• _Records from a collection of figures_:
- - -

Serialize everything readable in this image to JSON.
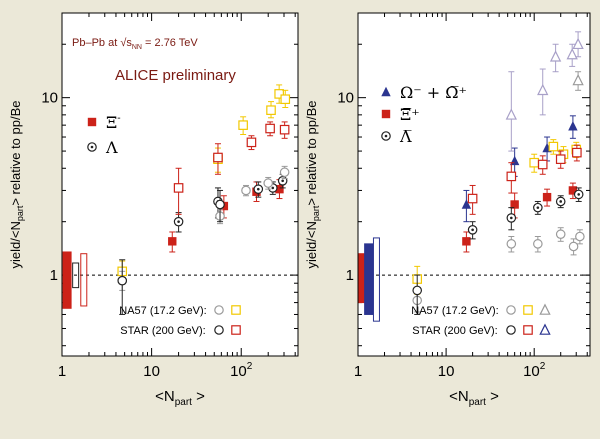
{
  "colors": {
    "background": "#ebe8d8",
    "plot_bg": "#ffffff",
    "xi": "#cc2219",
    "lambda": "#222222",
    "omega": "#2b3590",
    "na57_xi": "#f2c800",
    "na57_lambda": "#9a9a9a",
    "star_omega": "#a8a0c8",
    "text_maroon": "#7a1a12"
  },
  "chart_data": [
    {
      "type": "scatter",
      "panel": "left",
      "xscale": "log",
      "yscale": "log",
      "xlim": [
        1,
        430
      ],
      "ylim": [
        0.35,
        30
      ],
      "xlabel_main": "<N",
      "xlabel_sub": "part",
      "xlabel_end": " >",
      "ylabel": "yield/<N",
      "ylabel_sub": "part",
      "ylabel_end": "> relative to pp/Be",
      "xticks": [
        {
          "v": 1,
          "label": "1"
        },
        {
          "v": 10,
          "label": "10"
        },
        {
          "v": 100,
          "label": "10",
          "sup": "2"
        }
      ],
      "yticks": [
        {
          "v": 1,
          "label": "1"
        },
        {
          "v": 10,
          "label": "10"
        }
      ],
      "reference_line": 1,
      "title_line1": "Pb–Pb at √s",
      "title_sub": "NN",
      "title_line2": " = 2.76 TeV",
      "subtitle": "ALICE preliminary",
      "legend": [
        {
          "marker": "filled-square",
          "color_key": "xi",
          "label": "Ξ",
          "sup": "-"
        },
        {
          "marker": "open-circle-dot",
          "color_key": "lambda",
          "label": "Λ",
          "sup": ""
        }
      ],
      "reference_legend": [
        {
          "label": "NA57 (17.2 GeV):",
          "markers": [
            [
              "open-circle",
              "na57_lambda"
            ],
            [
              "open-square",
              "na57_xi"
            ]
          ]
        },
        {
          "label": "STAR (200 GeV):",
          "markers": [
            [
              "open-circle",
              "lambda"
            ],
            [
              "open-square",
              "xi"
            ]
          ]
        }
      ],
      "norm_boxes": [
        {
          "style": "filled",
          "color_key": "xi",
          "x": 1.14,
          "lo": 0.65,
          "hi": 1.35
        },
        {
          "style": "open",
          "color_key": "lambda",
          "x": 1.42,
          "lo": 0.85,
          "hi": 1.17
        },
        {
          "style": "open",
          "color_key": "xi",
          "x": 1.75,
          "lo": 0.67,
          "hi": 1.32
        }
      ],
      "series": [
        {
          "name": "ALICE Ξ-",
          "marker": "filled-square",
          "color_key": "xi",
          "points": [
            {
              "x": 17,
              "y": 1.55,
              "lo": 1.35,
              "hi": 1.75
            },
            {
              "x": 64,
              "y": 2.45,
              "lo": 2.1,
              "hi": 2.8
            },
            {
              "x": 148,
              "y": 2.95,
              "lo": 2.6,
              "hi": 3.35
            },
            {
              "x": 267,
              "y": 3.05,
              "lo": 2.7,
              "hi": 3.45
            }
          ]
        },
        {
          "name": "ALICE Λ",
          "marker": "open-circle-dot",
          "color_key": "lambda",
          "points": [
            {
              "x": 20,
              "y": 2.0,
              "lo": 1.75,
              "hi": 2.25
            },
            {
              "x": 55,
              "y": 2.6,
              "lo": 2.1,
              "hi": 3.1
            },
            {
              "x": 155,
              "y": 3.05,
              "lo": 2.75,
              "hi": 3.35
            },
            {
              "x": 225,
              "y": 3.1,
              "lo": 2.85,
              "hi": 3.35
            },
            {
              "x": 290,
              "y": 3.4,
              "lo": 3.1,
              "hi": 3.7
            }
          ]
        },
        {
          "name": "NA57 Ξ",
          "marker": "open-square",
          "color_key": "na57_xi",
          "points": [
            {
              "x": 4.7,
              "y": 1.05,
              "lo": 0.92,
              "hi": 1.2
            },
            {
              "x": 55,
              "y": 4.5,
              "lo": 3.8,
              "hi": 5.2
            },
            {
              "x": 105,
              "y": 7.0,
              "lo": 6.2,
              "hi": 7.8
            },
            {
              "x": 215,
              "y": 8.5,
              "lo": 7.7,
              "hi": 9.5
            },
            {
              "x": 265,
              "y": 10.5,
              "lo": 9.3,
              "hi": 11.8
            },
            {
              "x": 310,
              "y": 9.8,
              "lo": 8.8,
              "hi": 11
            }
          ]
        },
        {
          "name": "NA57 Λ",
          "marker": "open-circle",
          "color_key": "na57_lambda",
          "points": [
            {
              "x": 4.7,
              "y": 0.93,
              "lo": 0.82,
              "hi": 1.05
            },
            {
              "x": 58,
              "y": 2.15,
              "lo": 1.95,
              "hi": 2.35
            },
            {
              "x": 113,
              "y": 3.0,
              "lo": 2.8,
              "hi": 3.2
            },
            {
              "x": 200,
              "y": 3.3,
              "lo": 3.05,
              "hi": 3.55
            },
            {
              "x": 305,
              "y": 3.8,
              "lo": 3.5,
              "hi": 4.1
            }
          ]
        },
        {
          "name": "STAR Ξ",
          "marker": "open-square",
          "color_key": "xi",
          "points": [
            {
              "x": 20,
              "y": 3.1,
              "lo": 2.2,
              "hi": 4.0
            },
            {
              "x": 55,
              "y": 4.6,
              "lo": 3.7,
              "hi": 5.5
            },
            {
              "x": 130,
              "y": 5.6,
              "lo": 5.1,
              "hi": 6.1
            },
            {
              "x": 210,
              "y": 6.7,
              "lo": 6.1,
              "hi": 7.3
            },
            {
              "x": 305,
              "y": 6.6,
              "lo": 5.9,
              "hi": 7.3
            }
          ]
        },
        {
          "name": "STAR Λ",
          "marker": "open-circle",
          "color_key": "lambda",
          "points": [
            {
              "x": 4.7,
              "y": 0.93,
              "lo": 0.6,
              "hi": 1.22
            },
            {
              "x": 58,
              "y": 2.5,
              "lo": 2.0,
              "hi": 3.0
            }
          ]
        }
      ]
    },
    {
      "type": "scatter",
      "panel": "right",
      "xscale": "log",
      "yscale": "log",
      "xlim": [
        1,
        430
      ],
      "ylim": [
        0.35,
        30
      ],
      "xlabel_main": "<N",
      "xlabel_sub": "part",
      "xlabel_end": " >",
      "ylabel": "yield/<N",
      "ylabel_sub": "part",
      "ylabel_end": "> relative to pp/Be",
      "xticks": [
        {
          "v": 1,
          "label": "1"
        },
        {
          "v": 10,
          "label": "10"
        },
        {
          "v": 100,
          "label": "10",
          "sup": "2"
        }
      ],
      "yticks": [
        {
          "v": 1,
          "label": "1"
        },
        {
          "v": 10,
          "label": "10"
        }
      ],
      "reference_line": 1,
      "legend": [
        {
          "marker": "filled-triangle",
          "color_key": "omega",
          "label": "Ω⁻ + Ω̅⁺"
        },
        {
          "marker": "filled-square",
          "color_key": "xi",
          "label": "Ξ̅⁺"
        },
        {
          "marker": "open-circle-dot",
          "color_key": "lambda",
          "label": "Λ̅"
        }
      ],
      "reference_legend": [
        {
          "label": "NA57 (17.2 GeV):",
          "markers": [
            [
              "open-circle",
              "na57_lambda"
            ],
            [
              "open-square",
              "na57_xi"
            ],
            [
              "open-triangle",
              "na57_lambda"
            ]
          ]
        },
        {
          "label": "STAR (200 GeV):",
          "markers": [
            [
              "open-circle",
              "lambda"
            ],
            [
              "open-square",
              "xi"
            ],
            [
              "open-triangle",
              "omega"
            ]
          ]
        }
      ],
      "norm_boxes": [
        {
          "style": "filled",
          "color_key": "xi",
          "x": 1.14,
          "lo": 0.7,
          "hi": 1.32
        },
        {
          "style": "filled",
          "color_key": "omega",
          "x": 1.32,
          "lo": 0.6,
          "hi": 1.5
        },
        {
          "style": "open",
          "color_key": "omega",
          "x": 1.62,
          "lo": 0.55,
          "hi": 1.62
        }
      ],
      "series": [
        {
          "name": "ALICE Ω",
          "marker": "filled-triangle",
          "color_key": "omega",
          "points": [
            {
              "x": 17,
              "y": 2.5,
              "lo": 2.0,
              "hi": 3.0
            },
            {
              "x": 60,
              "y": 4.4,
              "lo": 3.6,
              "hi": 5.2
            },
            {
              "x": 140,
              "y": 5.2,
              "lo": 4.4,
              "hi": 6.0
            },
            {
              "x": 275,
              "y": 6.9,
              "lo": 5.9,
              "hi": 7.9
            }
          ]
        },
        {
          "name": "ALICE Ξ̅+",
          "marker": "filled-square",
          "color_key": "xi",
          "points": [
            {
              "x": 17,
              "y": 1.55,
              "lo": 1.35,
              "hi": 1.75
            },
            {
              "x": 60,
              "y": 2.5,
              "lo": 2.1,
              "hi": 2.9
            },
            {
              "x": 140,
              "y": 2.75,
              "lo": 2.45,
              "hi": 3.05
            },
            {
              "x": 275,
              "y": 3.0,
              "lo": 2.7,
              "hi": 3.3
            }
          ]
        },
        {
          "name": "ALICE Λ̅",
          "marker": "open-circle-dot",
          "color_key": "lambda",
          "points": [
            {
              "x": 20,
              "y": 1.8,
              "lo": 1.6,
              "hi": 2.0
            },
            {
              "x": 55,
              "y": 2.1,
              "lo": 1.8,
              "hi": 2.4
            },
            {
              "x": 110,
              "y": 2.4,
              "lo": 2.2,
              "hi": 2.6
            },
            {
              "x": 200,
              "y": 2.6,
              "lo": 2.4,
              "hi": 2.8
            },
            {
              "x": 320,
              "y": 2.85,
              "lo": 2.6,
              "hi": 3.1
            }
          ]
        },
        {
          "name": "STAR Ω",
          "marker": "open-triangle",
          "color_key": "star_omega",
          "points": [
            {
              "x": 55,
              "y": 8.0,
              "lo": 5.0,
              "hi": 14.0
            },
            {
              "x": 125,
              "y": 11.0,
              "lo": 8.0,
              "hi": 14.5
            },
            {
              "x": 175,
              "y": 17.0,
              "lo": 14.0,
              "hi": 20.0
            },
            {
              "x": 270,
              "y": 17.5,
              "lo": 15.0,
              "hi": 20.0
            },
            {
              "x": 315,
              "y": 20.0,
              "lo": 17.0,
              "hi": 23.5
            }
          ]
        },
        {
          "name": "NA57 Ω",
          "marker": "open-triangle",
          "color_key": "na57_lambda",
          "points": [
            {
              "x": 315,
              "y": 12.5,
              "lo": 11.0,
              "hi": 14.0
            }
          ]
        },
        {
          "name": "NA57 Ξ̅",
          "marker": "open-square",
          "color_key": "na57_xi",
          "points": [
            {
              "x": 4.7,
              "y": 0.95,
              "lo": 0.78,
              "hi": 1.12
            },
            {
              "x": 100,
              "y": 4.3,
              "lo": 3.8,
              "hi": 4.8
            },
            {
              "x": 165,
              "y": 5.3,
              "lo": 4.8,
              "hi": 5.8
            },
            {
              "x": 215,
              "y": 4.8,
              "lo": 4.3,
              "hi": 5.3
            },
            {
              "x": 300,
              "y": 5.1,
              "lo": 4.6,
              "hi": 5.6
            }
          ]
        },
        {
          "name": "STAR Ξ̅",
          "marker": "open-square",
          "color_key": "xi",
          "points": [
            {
              "x": 20,
              "y": 2.7,
              "lo": 2.2,
              "hi": 3.2
            },
            {
              "x": 55,
              "y": 3.6,
              "lo": 2.9,
              "hi": 4.3
            },
            {
              "x": 125,
              "y": 4.2,
              "lo": 3.7,
              "hi": 4.7
            },
            {
              "x": 200,
              "y": 4.5,
              "lo": 4.0,
              "hi": 5.0
            },
            {
              "x": 305,
              "y": 4.9,
              "lo": 4.4,
              "hi": 5.4
            }
          ]
        },
        {
          "name": "NA57 Λ̅",
          "marker": "open-circle",
          "color_key": "na57_lambda",
          "points": [
            {
              "x": 4.7,
              "y": 0.72,
              "lo": 0.62,
              "hi": 0.82
            },
            {
              "x": 55,
              "y": 1.5,
              "lo": 1.35,
              "hi": 1.65
            },
            {
              "x": 110,
              "y": 1.5,
              "lo": 1.35,
              "hi": 1.65
            },
            {
              "x": 200,
              "y": 1.7,
              "lo": 1.55,
              "hi": 1.85
            },
            {
              "x": 280,
              "y": 1.45,
              "lo": 1.3,
              "hi": 1.6
            },
            {
              "x": 330,
              "y": 1.65,
              "lo": 1.5,
              "hi": 1.8
            }
          ]
        },
        {
          "name": "STAR Λ̅",
          "marker": "open-circle",
          "color_key": "lambda",
          "points": [
            {
              "x": 4.7,
              "y": 0.82,
              "lo": 0.6,
              "hi": 1.0
            }
          ]
        }
      ]
    }
  ]
}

- - -

• _TASK DIRECTIONS_: Look over the listing above. Pick out and copy every line that includes "ALICE".

• _REPLY_:
      "subtitle": "ALICE preliminary",
          "name": "ALICE Ξ-",
          "name": "ALICE Λ",
          "name": "ALICE Ω",
          "name": "ALICE Ξ̅+",
          "name": "ALICE Λ̅",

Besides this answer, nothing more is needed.